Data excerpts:
:::

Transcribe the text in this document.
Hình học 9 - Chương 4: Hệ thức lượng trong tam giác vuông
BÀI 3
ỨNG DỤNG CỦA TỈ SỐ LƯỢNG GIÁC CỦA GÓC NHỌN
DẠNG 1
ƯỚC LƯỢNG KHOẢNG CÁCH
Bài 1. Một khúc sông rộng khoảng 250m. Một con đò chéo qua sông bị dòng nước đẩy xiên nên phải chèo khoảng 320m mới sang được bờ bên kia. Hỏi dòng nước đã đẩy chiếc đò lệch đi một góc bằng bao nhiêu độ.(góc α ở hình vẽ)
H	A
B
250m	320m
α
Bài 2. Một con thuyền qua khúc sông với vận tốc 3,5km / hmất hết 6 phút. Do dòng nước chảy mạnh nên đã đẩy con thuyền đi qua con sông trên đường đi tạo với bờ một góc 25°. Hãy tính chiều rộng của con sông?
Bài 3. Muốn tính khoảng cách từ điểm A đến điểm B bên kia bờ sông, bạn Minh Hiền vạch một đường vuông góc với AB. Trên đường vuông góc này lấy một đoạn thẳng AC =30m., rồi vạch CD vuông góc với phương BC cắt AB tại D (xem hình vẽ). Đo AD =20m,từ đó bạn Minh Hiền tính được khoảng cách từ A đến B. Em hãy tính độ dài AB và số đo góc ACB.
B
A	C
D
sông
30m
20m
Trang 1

:::

WHAT IS BEING ASKED -> Make an exact copy of the records.

REPLY TO THE TASK ->
Transcribe the text in this document.
Hình học 9 - Chương 4: Hệ thức lượng trong tam giác vuông
BÀI 3
ỨNG DỤNG CỦA TỈ SỐ LƯỢNG GIÁC CỦA GÓC NHỌN
DẠNG 1
ƯỚC LƯỢNG KHOẢNG CÁCH
Bài 1. Một khúc sông rộng khoảng 250m. Một con đò chéo qua sông bị dòng nước đẩy xiên nên phải chèo khoảng 320m mới sang được bờ bên kia. Hỏi dòng nước đã đẩy chiếc đò lệch đi một góc bằng bao nhiêu độ.(góc α ở hình vẽ)
H	A
B
250m	320m
α
Bài 2. Một con thuyền qua khúc sông với vận tốc 3,5km / hmất hết 6 phút. Do dòng nước chảy mạnh nên đã đẩy con thuyền đi qua con sông trên đường đi tạo với bờ một góc 25°. Hãy tính chiều rộng của con sông?
Bài 3. Muốn tính khoảng cách từ điểm A đến điểm B bên kia bờ sông, bạn Minh Hiền vạch một đường vuông góc với AB. Trên đường vuông góc này lấy một đoạn thẳng AC =30m., rồi vạch CD vuông góc với phương BC cắt AB tại D (xem hình vẽ). Đo AD =20m,từ đó bạn Minh Hiền tính được khoảng cách từ A đến B. Em hãy tính độ dài AB và số đo góc ACB.
B
A	C
D
sông
30m
20m
Trang 1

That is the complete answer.